> [GIVEN TASK]: Using the listing beneath this task, count the lines with the word "fill" and write only the result.

> [DATA FOR PROCESSING]:
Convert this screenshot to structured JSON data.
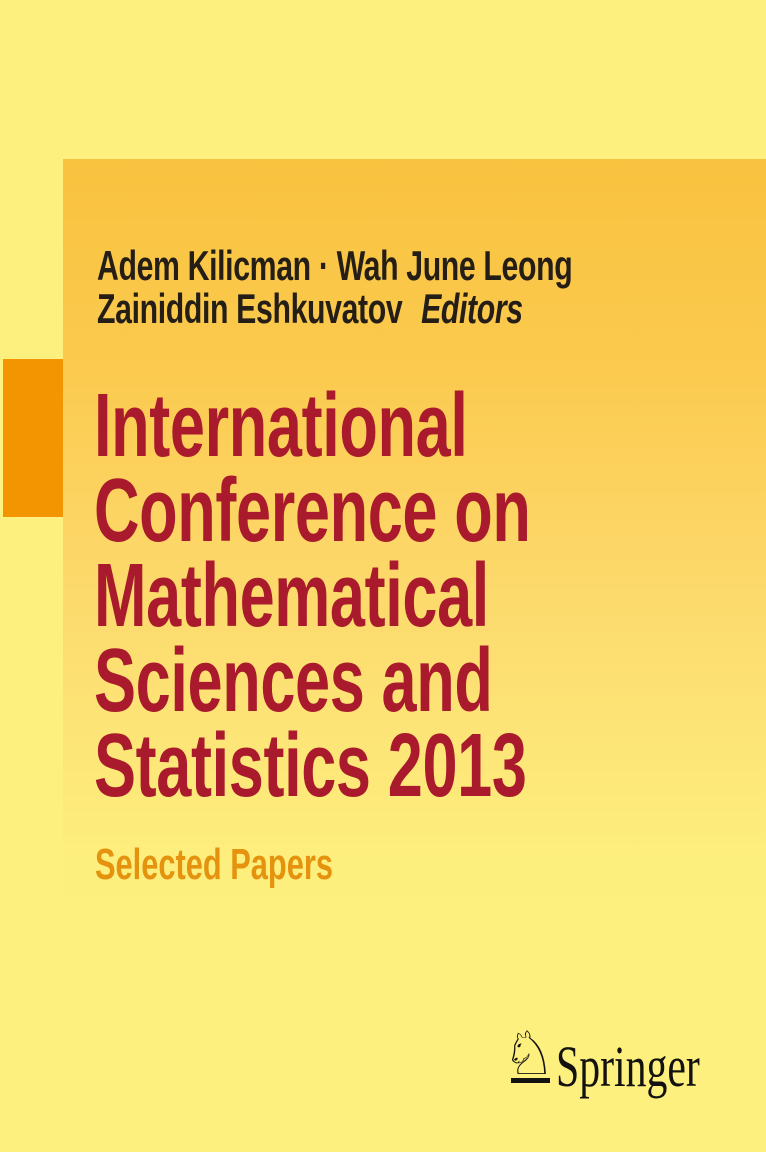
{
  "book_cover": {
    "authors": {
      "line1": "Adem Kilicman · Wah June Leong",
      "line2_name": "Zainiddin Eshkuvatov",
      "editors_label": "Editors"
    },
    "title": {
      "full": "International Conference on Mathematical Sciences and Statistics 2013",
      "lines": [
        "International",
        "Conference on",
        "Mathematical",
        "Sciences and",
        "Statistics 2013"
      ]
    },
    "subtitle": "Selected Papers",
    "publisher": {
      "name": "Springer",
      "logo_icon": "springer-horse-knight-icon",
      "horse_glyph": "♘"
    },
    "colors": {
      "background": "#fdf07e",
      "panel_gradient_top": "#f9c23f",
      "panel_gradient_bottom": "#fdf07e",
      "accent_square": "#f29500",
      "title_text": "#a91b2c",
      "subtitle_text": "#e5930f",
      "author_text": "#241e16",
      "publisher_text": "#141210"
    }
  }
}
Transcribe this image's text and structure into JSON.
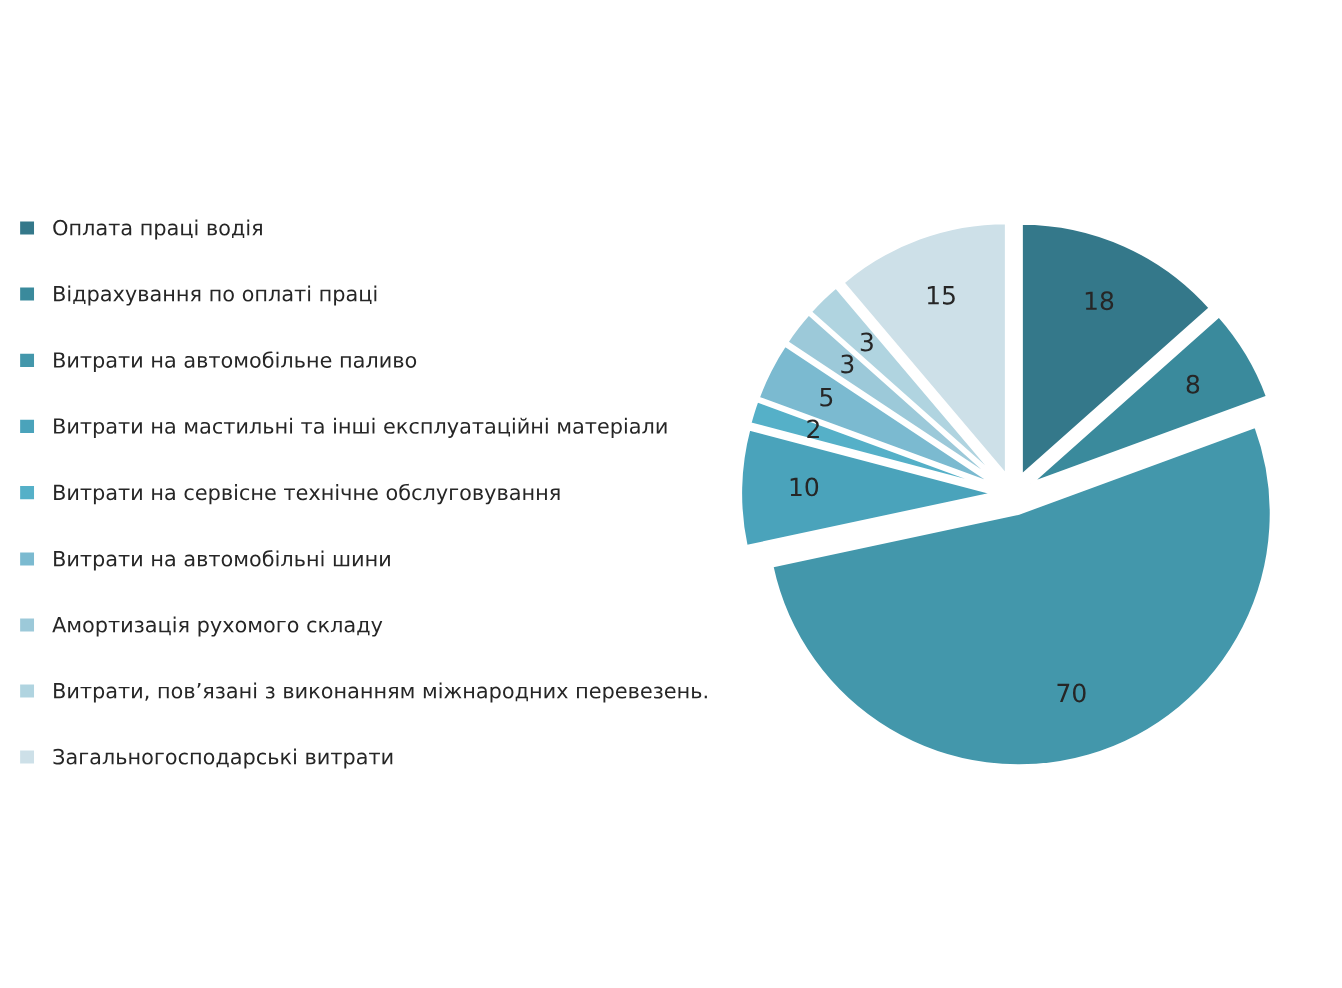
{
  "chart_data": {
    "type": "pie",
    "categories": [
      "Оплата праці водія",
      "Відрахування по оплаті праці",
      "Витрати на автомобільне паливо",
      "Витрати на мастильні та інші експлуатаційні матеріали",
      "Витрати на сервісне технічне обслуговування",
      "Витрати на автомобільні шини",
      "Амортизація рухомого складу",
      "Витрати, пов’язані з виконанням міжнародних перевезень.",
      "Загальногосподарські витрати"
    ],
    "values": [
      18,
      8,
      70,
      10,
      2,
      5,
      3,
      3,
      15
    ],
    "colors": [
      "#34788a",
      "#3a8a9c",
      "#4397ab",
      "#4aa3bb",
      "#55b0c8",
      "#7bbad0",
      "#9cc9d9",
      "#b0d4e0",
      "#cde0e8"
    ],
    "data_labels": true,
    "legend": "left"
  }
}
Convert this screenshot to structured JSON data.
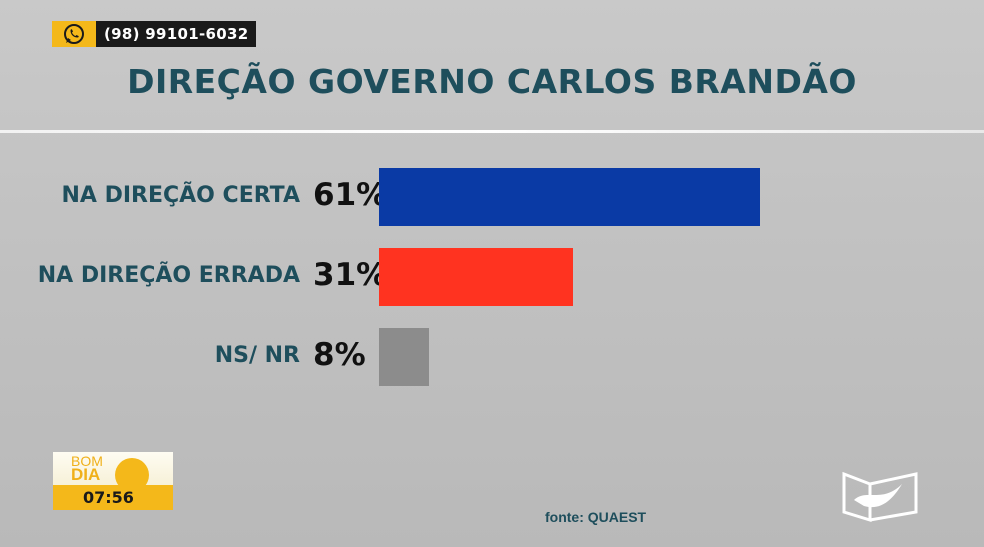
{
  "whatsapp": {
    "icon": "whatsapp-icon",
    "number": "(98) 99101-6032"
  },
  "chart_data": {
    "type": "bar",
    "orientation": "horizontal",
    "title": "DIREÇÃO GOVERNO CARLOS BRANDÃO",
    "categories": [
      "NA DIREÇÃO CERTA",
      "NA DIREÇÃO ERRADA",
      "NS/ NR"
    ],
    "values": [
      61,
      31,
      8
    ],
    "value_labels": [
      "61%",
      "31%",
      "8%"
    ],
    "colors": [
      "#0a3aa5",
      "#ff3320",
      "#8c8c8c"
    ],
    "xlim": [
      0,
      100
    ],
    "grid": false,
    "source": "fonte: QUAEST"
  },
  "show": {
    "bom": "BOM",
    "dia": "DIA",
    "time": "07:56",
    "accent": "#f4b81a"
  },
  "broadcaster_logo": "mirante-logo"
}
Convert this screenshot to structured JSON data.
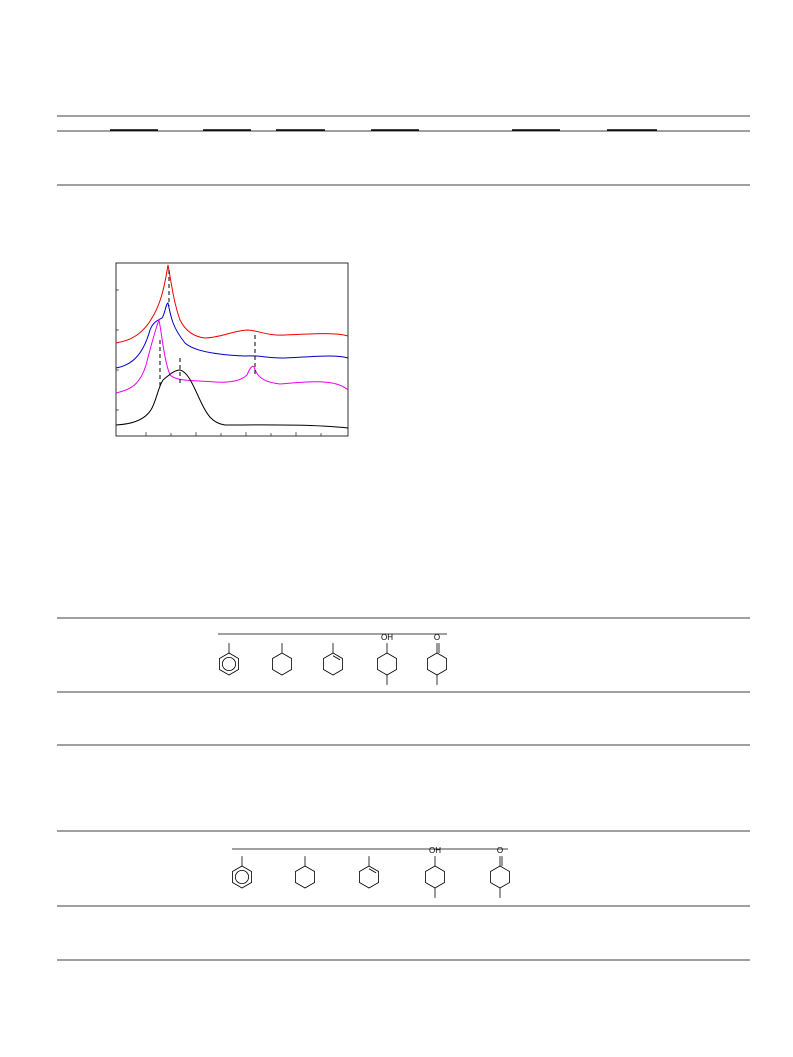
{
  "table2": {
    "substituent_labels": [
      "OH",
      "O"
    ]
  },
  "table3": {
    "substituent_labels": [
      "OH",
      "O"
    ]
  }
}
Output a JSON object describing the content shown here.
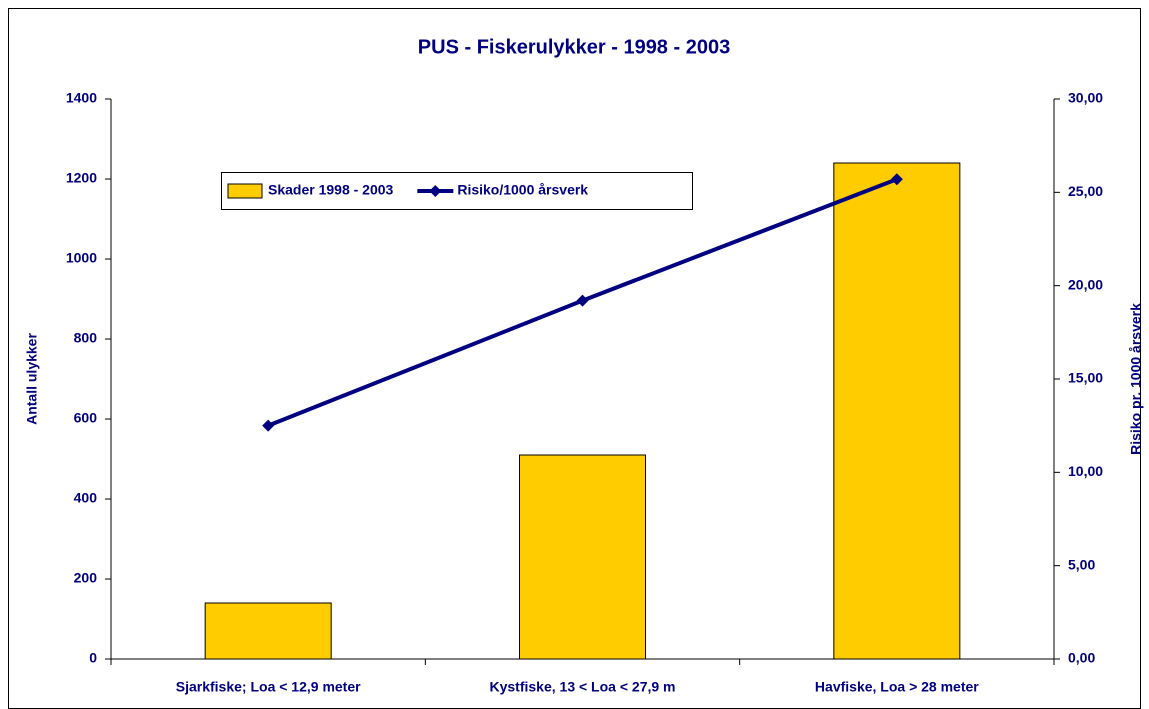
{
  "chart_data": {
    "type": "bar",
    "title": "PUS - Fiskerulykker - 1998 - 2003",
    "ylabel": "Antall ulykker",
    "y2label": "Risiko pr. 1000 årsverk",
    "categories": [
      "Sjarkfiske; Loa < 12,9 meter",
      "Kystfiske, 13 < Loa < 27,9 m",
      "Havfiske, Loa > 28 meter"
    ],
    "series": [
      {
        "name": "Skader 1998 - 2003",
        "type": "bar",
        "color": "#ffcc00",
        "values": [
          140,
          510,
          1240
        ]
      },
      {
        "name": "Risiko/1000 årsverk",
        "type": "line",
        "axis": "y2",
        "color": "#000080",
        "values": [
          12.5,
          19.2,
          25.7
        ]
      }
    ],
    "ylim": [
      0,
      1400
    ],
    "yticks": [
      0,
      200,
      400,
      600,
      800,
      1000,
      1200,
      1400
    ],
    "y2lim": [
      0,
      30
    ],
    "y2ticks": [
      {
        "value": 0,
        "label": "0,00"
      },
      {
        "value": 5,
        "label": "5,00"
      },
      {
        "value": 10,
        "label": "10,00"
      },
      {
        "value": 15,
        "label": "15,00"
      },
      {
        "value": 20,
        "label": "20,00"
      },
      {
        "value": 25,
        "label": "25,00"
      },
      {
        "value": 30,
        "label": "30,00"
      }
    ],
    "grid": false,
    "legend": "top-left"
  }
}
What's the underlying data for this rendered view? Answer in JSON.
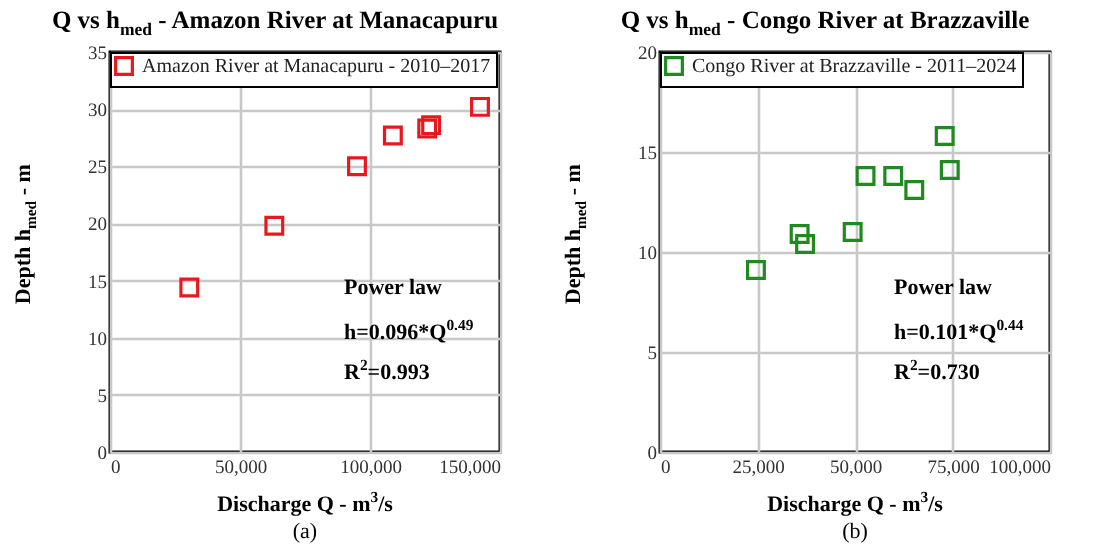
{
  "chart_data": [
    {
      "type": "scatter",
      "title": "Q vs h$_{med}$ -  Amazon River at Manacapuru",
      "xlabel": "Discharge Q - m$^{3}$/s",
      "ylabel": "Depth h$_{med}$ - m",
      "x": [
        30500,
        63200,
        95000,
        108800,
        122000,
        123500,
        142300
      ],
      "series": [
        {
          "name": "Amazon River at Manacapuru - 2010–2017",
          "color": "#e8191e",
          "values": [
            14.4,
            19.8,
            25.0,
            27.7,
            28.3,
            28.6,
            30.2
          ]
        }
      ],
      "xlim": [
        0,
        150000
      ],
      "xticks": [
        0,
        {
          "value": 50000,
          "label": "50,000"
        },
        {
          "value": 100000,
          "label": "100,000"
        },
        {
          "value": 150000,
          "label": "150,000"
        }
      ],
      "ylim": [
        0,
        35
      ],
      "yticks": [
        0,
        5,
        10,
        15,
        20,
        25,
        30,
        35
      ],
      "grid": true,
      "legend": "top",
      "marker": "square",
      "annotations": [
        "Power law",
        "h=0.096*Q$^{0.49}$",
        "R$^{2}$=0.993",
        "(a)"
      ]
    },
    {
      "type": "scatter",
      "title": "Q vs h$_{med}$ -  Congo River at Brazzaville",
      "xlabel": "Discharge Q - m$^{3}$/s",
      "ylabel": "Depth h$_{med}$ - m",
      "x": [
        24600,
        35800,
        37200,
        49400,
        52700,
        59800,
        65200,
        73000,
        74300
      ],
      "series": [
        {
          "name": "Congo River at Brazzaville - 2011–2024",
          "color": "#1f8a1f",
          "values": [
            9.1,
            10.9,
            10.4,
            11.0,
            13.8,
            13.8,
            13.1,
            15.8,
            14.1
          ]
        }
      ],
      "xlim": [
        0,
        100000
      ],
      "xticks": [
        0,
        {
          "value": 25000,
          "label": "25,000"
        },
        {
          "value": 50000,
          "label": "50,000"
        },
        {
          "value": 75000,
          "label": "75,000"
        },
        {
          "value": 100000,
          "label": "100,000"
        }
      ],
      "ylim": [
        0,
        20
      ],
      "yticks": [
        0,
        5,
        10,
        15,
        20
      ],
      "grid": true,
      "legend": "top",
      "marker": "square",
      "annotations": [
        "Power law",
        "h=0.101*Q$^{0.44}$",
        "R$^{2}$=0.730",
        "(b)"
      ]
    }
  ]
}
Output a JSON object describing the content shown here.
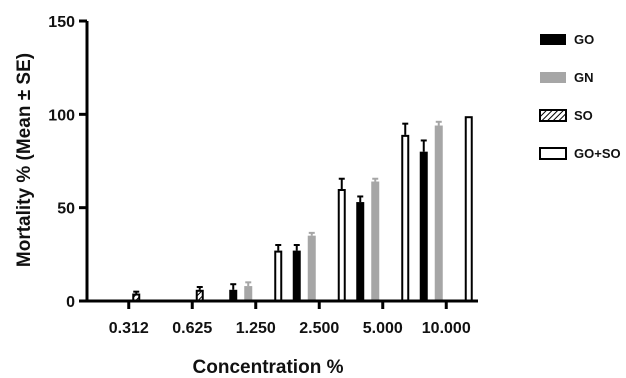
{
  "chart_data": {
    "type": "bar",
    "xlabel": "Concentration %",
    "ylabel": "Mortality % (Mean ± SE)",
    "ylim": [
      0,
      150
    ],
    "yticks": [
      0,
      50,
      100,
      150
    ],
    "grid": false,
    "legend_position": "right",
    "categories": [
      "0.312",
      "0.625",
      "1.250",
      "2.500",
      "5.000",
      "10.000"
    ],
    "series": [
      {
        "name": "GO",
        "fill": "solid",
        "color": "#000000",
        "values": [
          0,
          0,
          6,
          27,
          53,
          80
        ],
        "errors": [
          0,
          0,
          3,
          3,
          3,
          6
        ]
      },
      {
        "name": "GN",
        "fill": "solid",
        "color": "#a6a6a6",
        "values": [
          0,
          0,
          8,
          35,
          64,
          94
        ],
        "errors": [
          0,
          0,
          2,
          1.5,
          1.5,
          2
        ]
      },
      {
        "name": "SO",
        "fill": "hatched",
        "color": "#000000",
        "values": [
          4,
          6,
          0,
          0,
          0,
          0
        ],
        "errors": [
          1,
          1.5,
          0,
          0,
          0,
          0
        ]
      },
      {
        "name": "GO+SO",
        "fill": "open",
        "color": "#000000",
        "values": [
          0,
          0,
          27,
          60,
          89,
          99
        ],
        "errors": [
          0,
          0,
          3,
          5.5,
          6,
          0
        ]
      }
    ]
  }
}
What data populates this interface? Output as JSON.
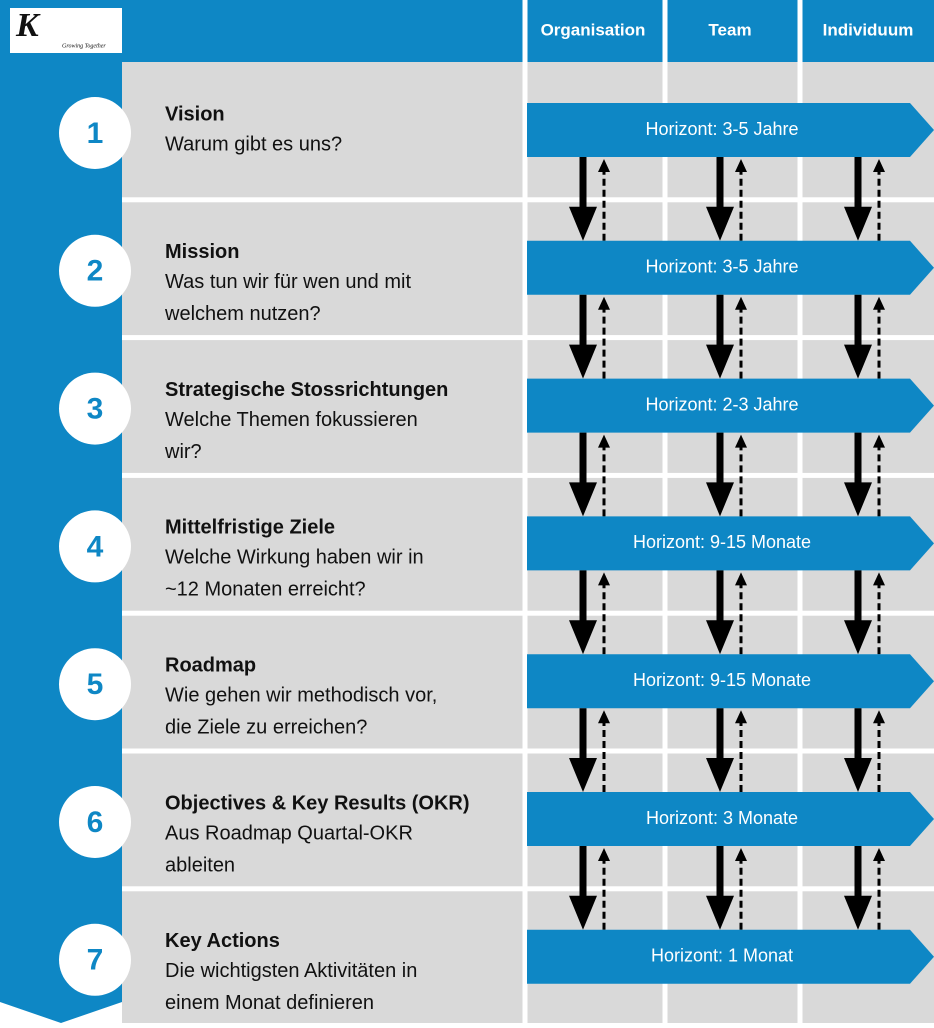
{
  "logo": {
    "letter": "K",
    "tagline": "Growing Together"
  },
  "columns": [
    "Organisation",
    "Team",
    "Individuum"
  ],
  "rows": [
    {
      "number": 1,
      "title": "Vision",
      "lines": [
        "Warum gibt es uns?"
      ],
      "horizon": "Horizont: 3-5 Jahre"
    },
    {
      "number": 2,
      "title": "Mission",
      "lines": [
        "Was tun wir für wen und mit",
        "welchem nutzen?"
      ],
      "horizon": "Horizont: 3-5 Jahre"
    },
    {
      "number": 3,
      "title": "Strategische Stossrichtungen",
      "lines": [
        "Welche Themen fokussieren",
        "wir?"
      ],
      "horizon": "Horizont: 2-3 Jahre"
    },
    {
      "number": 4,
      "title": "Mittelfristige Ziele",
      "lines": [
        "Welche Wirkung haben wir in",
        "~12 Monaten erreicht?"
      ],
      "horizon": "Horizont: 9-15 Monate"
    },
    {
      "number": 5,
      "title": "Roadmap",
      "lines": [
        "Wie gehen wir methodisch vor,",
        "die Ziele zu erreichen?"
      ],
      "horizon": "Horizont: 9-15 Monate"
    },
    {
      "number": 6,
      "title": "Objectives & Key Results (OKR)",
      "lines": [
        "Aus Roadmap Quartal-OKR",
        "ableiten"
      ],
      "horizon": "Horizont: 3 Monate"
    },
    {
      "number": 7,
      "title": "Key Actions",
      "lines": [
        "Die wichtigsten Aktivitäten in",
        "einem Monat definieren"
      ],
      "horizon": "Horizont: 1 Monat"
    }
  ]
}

> [EXERCISE RESPONSE]: 4